### TASK DIRECTIONS
Search the entries for the word "servidores" and pull out each line that has it.

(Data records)
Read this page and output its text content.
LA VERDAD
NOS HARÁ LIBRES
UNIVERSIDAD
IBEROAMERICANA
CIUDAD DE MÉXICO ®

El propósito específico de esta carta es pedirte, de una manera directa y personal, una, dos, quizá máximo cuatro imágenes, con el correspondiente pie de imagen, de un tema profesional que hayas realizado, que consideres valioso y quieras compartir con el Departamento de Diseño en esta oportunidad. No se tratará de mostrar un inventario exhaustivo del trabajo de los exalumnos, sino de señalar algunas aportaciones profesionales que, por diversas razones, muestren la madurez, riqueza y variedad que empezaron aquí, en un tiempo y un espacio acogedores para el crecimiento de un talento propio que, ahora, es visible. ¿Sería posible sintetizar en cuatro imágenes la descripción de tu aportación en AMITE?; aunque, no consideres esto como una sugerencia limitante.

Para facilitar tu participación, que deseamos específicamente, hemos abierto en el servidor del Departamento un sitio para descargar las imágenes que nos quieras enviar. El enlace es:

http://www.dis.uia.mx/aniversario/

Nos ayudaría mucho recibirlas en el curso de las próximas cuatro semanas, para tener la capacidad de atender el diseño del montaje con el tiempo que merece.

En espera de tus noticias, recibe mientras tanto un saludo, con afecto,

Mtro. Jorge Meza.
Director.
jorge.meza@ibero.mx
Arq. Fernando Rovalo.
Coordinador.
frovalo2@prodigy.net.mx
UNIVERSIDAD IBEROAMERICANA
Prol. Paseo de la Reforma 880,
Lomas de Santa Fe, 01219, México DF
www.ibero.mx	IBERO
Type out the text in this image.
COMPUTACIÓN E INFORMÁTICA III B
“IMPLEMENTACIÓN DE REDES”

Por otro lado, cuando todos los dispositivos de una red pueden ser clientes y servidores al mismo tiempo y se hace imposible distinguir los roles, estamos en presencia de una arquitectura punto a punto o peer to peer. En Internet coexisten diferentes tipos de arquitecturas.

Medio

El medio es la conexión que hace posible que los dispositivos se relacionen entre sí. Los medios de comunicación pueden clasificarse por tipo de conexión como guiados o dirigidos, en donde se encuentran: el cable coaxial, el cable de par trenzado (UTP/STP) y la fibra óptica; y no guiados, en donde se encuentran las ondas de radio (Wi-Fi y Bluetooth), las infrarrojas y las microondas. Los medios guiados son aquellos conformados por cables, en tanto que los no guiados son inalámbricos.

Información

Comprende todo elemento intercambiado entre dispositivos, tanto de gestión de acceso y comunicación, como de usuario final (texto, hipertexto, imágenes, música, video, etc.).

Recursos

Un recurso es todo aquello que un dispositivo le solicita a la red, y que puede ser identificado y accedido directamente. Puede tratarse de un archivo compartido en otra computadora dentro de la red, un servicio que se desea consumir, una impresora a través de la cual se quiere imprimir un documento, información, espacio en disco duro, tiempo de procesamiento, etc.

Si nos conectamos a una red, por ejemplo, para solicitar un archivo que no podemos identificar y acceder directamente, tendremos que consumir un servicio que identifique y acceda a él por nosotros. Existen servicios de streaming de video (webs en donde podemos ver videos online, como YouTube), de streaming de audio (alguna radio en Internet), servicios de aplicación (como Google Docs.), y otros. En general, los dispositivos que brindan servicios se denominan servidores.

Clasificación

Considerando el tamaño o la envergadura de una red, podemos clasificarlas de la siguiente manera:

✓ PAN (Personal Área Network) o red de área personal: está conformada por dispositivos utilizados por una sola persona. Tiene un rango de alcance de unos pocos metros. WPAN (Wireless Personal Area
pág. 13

### TASK OUTPUT
Por otro lado, cuando todos los dispositivos de una red pueden ser clientes y servidores al mismo tiempo y se hace imposible distinguir los roles, estamos en presencia de una arquitectura punto a punto o peer to peer. En Internet coexisten diferentes tipos de arquitecturas.
Si nos conectamos a una red, por ejemplo, para solicitar un archivo que no podemos identificar y acceder directamente, tendremos que consumir un servicio que identifique y acceda a él por nosotros. Existen servicios de streaming de video (webs en donde podemos ver videos online, como YouTube), de streaming de audio (alguna radio en Internet), servicios de aplicación (como Google Docs.), y otros. En general, los dispositivos que brindan servicios se denominan servidores.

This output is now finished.